■ Problem to solve
Omit all images, then return the remaining material exactly as it stands.

■ Data excerpts
◇ ◇ ◇

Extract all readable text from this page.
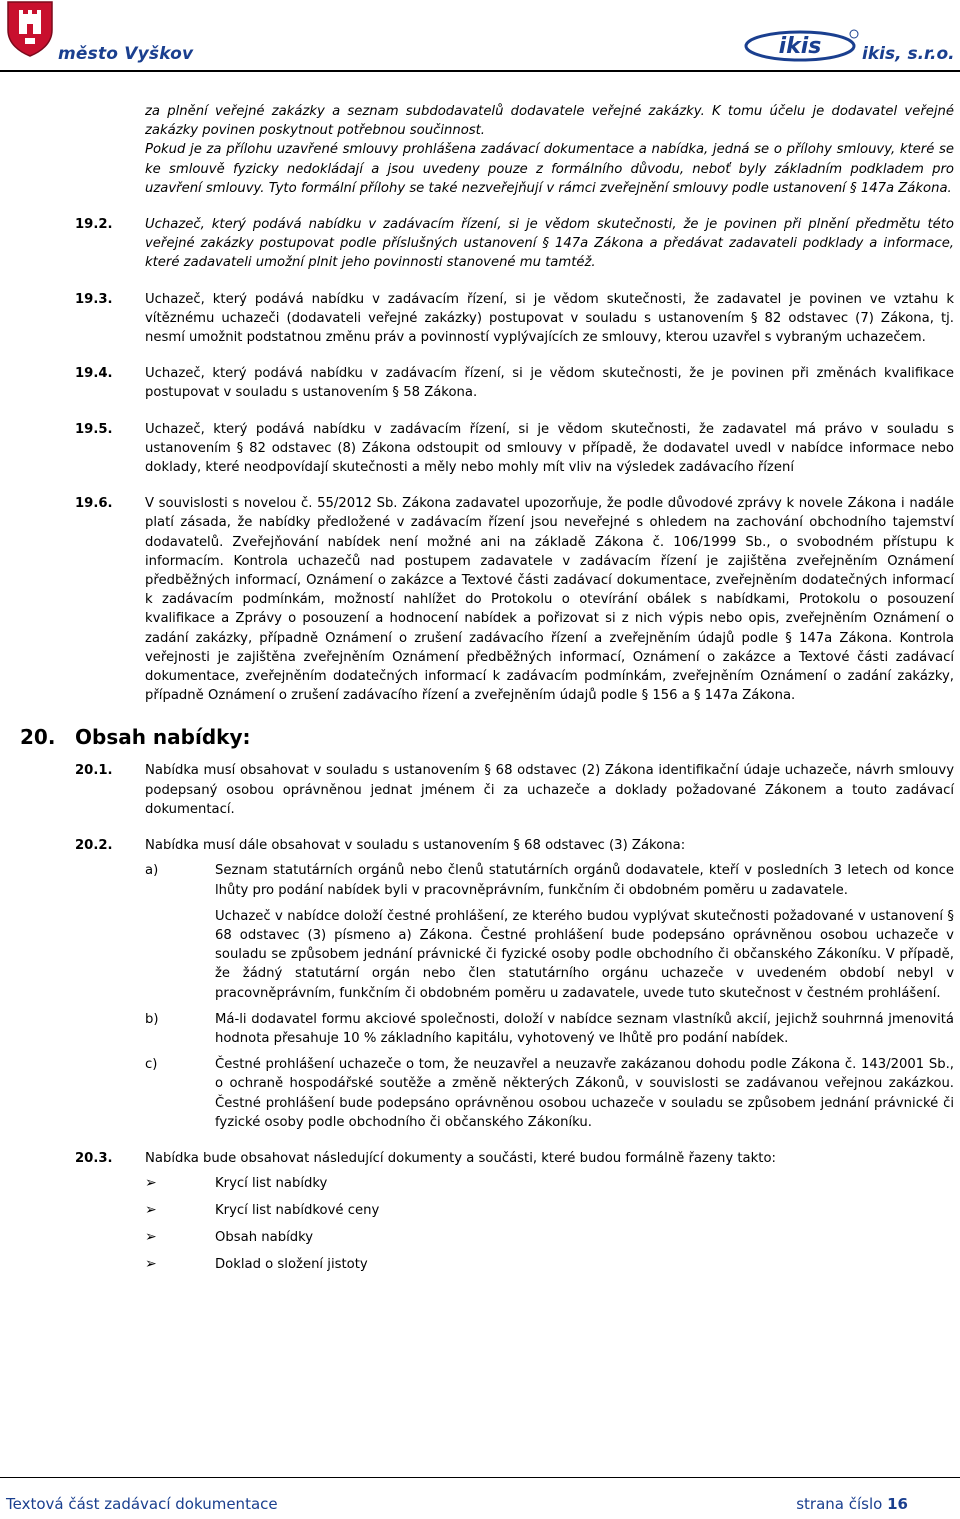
město Vyškov	ikis ikis, s.r.o.

za plnění veřejné zakázky a seznam subdodavatelů dodavatele veřejné zakázky. K tomu účelu je dodavatel veřejné zakázky povinen poskytnout potřebnou součinnost.

Pokud je za přílohu uzavřené smlouvy prohlášena zadávací dokumentace a nabídka, jedná se o přílohy smlouvy, které se ke smlouvě fyzicky nedokládají a jsou uvedeny pouze z formálního důvodu, neboť byly základním podkladem pro uzavření smlouvy. Tyto formální přílohy se také nezveřejňují v rámci zveřejnění smlouvy podle ustanovení § 147a Zákona.

19.2. Uchazeč, který podává nabídku v zadávacím řízení, si je vědom skutečnosti, že je povinen při plnění předmětu této veřejné zakázky postupovat podle příslušných ustanovení § 147a Zákona a předávat zadavateli podklady a informace, které zadavateli umožní plnit jeho povinnosti stanovené mu tamtéž.
19.3. Uchazeč, který podává nabídku v zadávacím řízení, si je vědom skutečnosti, že zadavatel je povinen ve vztahu k vítěznému uchazeči (dodavateli veřejné zakázky) postupovat v souladu s ustanovením § 82 odstavec (7) Zákona, tj. nesmí umožnit podstatnou změnu práv a povinností vyplývajících ze smlouvy, kterou uzavřel s vybraným uchazečem.
19.4. Uchazeč, který podává nabídku v zadávacím řízení, si je vědom skutečnosti, že je povinen při změnách kvalifikace postupovat v souladu s ustanovením § 58 Zákona.
19.5. Uchazeč, který podává nabídku v zadávacím řízení, si je vědom skutečnosti, že zadavatel má právo v souladu s ustanovením § 82 odstavec (8) Zákona odstoupit od smlouvy v případě, že dodavatel uvedl v nabídce informace nebo doklady, které neodpovídají skutečnosti a měly nebo mohly mít vliv na výsledek zadávacího řízení
19.6. V souvislosti s novelou č. 55/2012 Sb. Zákona zadavatel upozorňuje, že podle důvodové zprávy k novele Zákona i nadále platí zásada, že nabídky předložené v zadávacím řízení jsou neveřejné s ohledem na zachování obchodního tajemství dodavatelů. Zveřejňování nabídek není možné ani na základě Zákona č. 106/1999 Sb., o svobodném přístupu k informacím. Kontrola uchazečů nad postupem zadavatele v zadávacím řízení je zajištěna zveřejněním Oznámení předběžných informací, Oznámení o zakázce a Textové části zadávací dokumentace, zveřejněním dodatečných informací k zadávacím podmínkám, možností nahlížet do Protokolu o otevírání obálek s nabídkami, Protokolu o posouzení kvalifikace a Zprávy o posouzení a hodnocení nabídek a pořizovat si z nich výpis nebo opis, zveřejněním Oznámení o zadání zakázky, případně Oznámení o zrušení zadávacího řízení a zveřejněním údajů podle § 147a Zákona. Kontrola veřejnosti je zajištěna zveřejněním Oznámení předběžných informací, Oznámení o zakázce a Textové části zadávací dokumentace, zveřejněním dodatečných informací k zadávacím podmínkám, zveřejněním Oznámení o zadání zakázky, případně Oznámení o zrušení zadávacího řízení a zveřejněním údajů podle § 156 a § 147a Zákona.
20. Obsah nabídky:
20.1. Nabídka musí obsahovat v souladu s ustanovením § 68 odstavec (2) Zákona identifikační údaje uchazeče, návrh smlouvy podepsaný osobou oprávněnou jednat jménem či za uchazeče a doklady požadované Zákonem a touto zadávací dokumentací.
20.2. Nabídka musí dále obsahovat v souladu s ustanovením § 68 odstavec (3) Zákona:
a)	Seznam statutárních orgánů nebo členů statutárních orgánů dodavatele, kteří v posledních 3 letech od konce lhůty pro podání nabídek byli v pracovněprávním, funkčním či obdobném poměru u zadavatele.
Uchazeč v nabídce doloží čestné prohlášení, ze kterého budou vyplývat skutečnosti požadované v ustanovení § 68 odstavec (3) písmeno a) Zákona. Čestné prohlášení bude podepsáno oprávněnou osobou uchazeče v souladu se způsobem jednání právnické či fyzické osoby podle obchodního či občanského Zákoníku. V případě, že žádný statutární orgán nebo člen statutárního orgánu uchazeče v uvedeném období nebyl v pracovněprávním, funkčním či obdobném poměru u zadavatele, uvede tuto skutečnost v čestném prohlášení.
b)	Má-li dodavatel formu akciové společnosti, doloží v nabídce seznam vlastníků akcií, jejichž souhrnná jmenovitá hodnota přesahuje 10 % základního kapitálu, vyhotovený ve lhůtě pro podání nabídek.
c)	Čestné prohlášení uchazeče o tom, že neuzavřel a neuzavře zakázanou dohodu podle Zákona č. 143/2001 Sb., o ochraně hospodářské soutěže a změně některých Zákonů, v souvislosti se zadávanou veřejnou zakázkou. Čestné prohlášení bude podepsáno oprávněnou osobou uchazeče v souladu se způsobem jednání právnické či fyzické osoby podle obchodního či občanského Zákoníku.
20.3. Nabídka bude obsahovat následující dokumenty a součásti, které budou formálně řazeny takto:
➢	Krycí list nabídky
➢	Krycí list nabídkové ceny
➢	Obsah nabídky
➢	Doklad o složení jistoty
Textová část zadávací dokumentace	strana číslo 16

◇ ◇ ◇

■ Full output
Extract all readable text from this page.
město Vyškov	ikis ikis, s.r.o.

za plnění veřejné zakázky a seznam subdodavatelů dodavatele veřejné zakázky. K tomu účelu je dodavatel veřejné zakázky povinen poskytnout potřebnou součinnost.

Pokud je za přílohu uzavřené smlouvy prohlášena zadávací dokumentace a nabídka, jedná se o přílohy smlouvy, které se ke smlouvě fyzicky nedokládají a jsou uvedeny pouze z formálního důvodu, neboť byly základním podkladem pro uzavření smlouvy. Tyto formální přílohy se také nezveřejňují v rámci zveřejnění smlouvy podle ustanovení § 147a Zákona.

19.2. Uchazeč, který podává nabídku v zadávacím řízení, si je vědom skutečnosti, že je povinen při plnění předmětu této veřejné zakázky postupovat podle příslušných ustanovení § 147a Zákona a předávat zadavateli podklady a informace, které zadavateli umožní plnit jeho povinnosti stanovené mu tamtéž.
19.3. Uchazeč, který podává nabídku v zadávacím řízení, si je vědom skutečnosti, že zadavatel je povinen ve vztahu k vítěznému uchazeči (dodavateli veřejné zakázky) postupovat v souladu s ustanovením § 82 odstavec (7) Zákona, tj. nesmí umožnit podstatnou změnu práv a povinností vyplývajících ze smlouvy, kterou uzavřel s vybraným uchazečem.
19.4. Uchazeč, který podává nabídku v zadávacím řízení, si je vědom skutečnosti, že je povinen při změnách kvalifikace postupovat v souladu s ustanovením § 58 Zákona.
19.5. Uchazeč, který podává nabídku v zadávacím řízení, si je vědom skutečnosti, že zadavatel má právo v souladu s ustanovením § 82 odstavec (8) Zákona odstoupit od smlouvy v případě, že dodavatel uvedl v nabídce informace nebo doklady, které neodpovídají skutečnosti a měly nebo mohly mít vliv na výsledek zadávacího řízení
19.6. V souvislosti s novelou č. 55/2012 Sb. Zákona zadavatel upozorňuje, že podle důvodové zprávy k novele Zákona i nadále platí zásada, že nabídky předložené v zadávacím řízení jsou neveřejné s ohledem na zachování obchodního tajemství dodavatelů. Zveřejňování nabídek není možné ani na základě Zákona č. 106/1999 Sb., o svobodném přístupu k informacím. Kontrola uchazečů nad postupem zadavatele v zadávacím řízení je zajištěna zveřejněním Oznámení předběžných informací, Oznámení o zakázce a Textové části zadávací dokumentace, zveřejněním dodatečných informací k zadávacím podmínkám, možností nahlížet do Protokolu o otevírání obálek s nabídkami, Protokolu o posouzení kvalifikace a Zprávy o posouzení a hodnocení nabídek a pořizovat si z nich výpis nebo opis, zveřejněním Oznámení o zadání zakázky, případně Oznámení o zrušení zadávacího řízení a zveřejněním údajů podle § 147a Zákona. Kontrola veřejnosti je zajištěna zveřejněním Oznámení předběžných informací, Oznámení o zakázce a Textové části zadávací dokumentace, zveřejněním dodatečných informací k zadávacím podmínkám, zveřejněním Oznámení o zadání zakázky, případně Oznámení o zrušení zadávacího řízení a zveřejněním údajů podle § 156 a § 147a Zákona.
20. Obsah nabídky:
20.1. Nabídka musí obsahovat v souladu s ustanovením § 68 odstavec (2) Zákona identifikační údaje uchazeče, návrh smlouvy podepsaný osobou oprávněnou jednat jménem či za uchazeče a doklady požadované Zákonem a touto zadávací dokumentací.
20.2. Nabídka musí dále obsahovat v souladu s ustanovením § 68 odstavec (3) Zákona:
a)	Seznam statutárních orgánů nebo členů statutárních orgánů dodavatele, kteří v posledních 3 letech od konce lhůty pro podání nabídek byli v pracovněprávním, funkčním či obdobném poměru u zadavatele.
Uchazeč v nabídce doloží čestné prohlášení, ze kterého budou vyplývat skutečnosti požadované v ustanovení § 68 odstavec (3) písmeno a) Zákona. Čestné prohlášení bude podepsáno oprávněnou osobou uchazeče v souladu se způsobem jednání právnické či fyzické osoby podle obchodního či občanského Zákoníku. V případě, že žádný statutární orgán nebo člen statutárního orgánu uchazeče v uvedeném období nebyl v pracovněprávním, funkčním či obdobném poměru u zadavatele, uvede tuto skutečnost v čestném prohlášení.
b)	Má-li dodavatel formu akciové společnosti, doloží v nabídce seznam vlastníků akcií, jejichž souhrnná jmenovitá hodnota přesahuje 10 % základního kapitálu, vyhotovený ve lhůtě pro podání nabídek.
c)	Čestné prohlášení uchazeče o tom, že neuzavřel a neuzavře zakázanou dohodu podle Zákona č. 143/2001 Sb., o ochraně hospodářské soutěže a změně některých Zákonů, v souvislosti se zadávanou veřejnou zakázkou. Čestné prohlášení bude podepsáno oprávněnou osobou uchazeče v souladu se způsobem jednání právnické či fyzické osoby podle obchodního či občanského Zákoníku.
20.3. Nabídka bude obsahovat následující dokumenty a součásti, které budou formálně řazeny takto:
➢	Krycí list nabídky
➢	Krycí list nabídkové ceny
➢	Obsah nabídky
➢	Doklad o složení jistoty
Textová část zadávací dokumentace	strana číslo 16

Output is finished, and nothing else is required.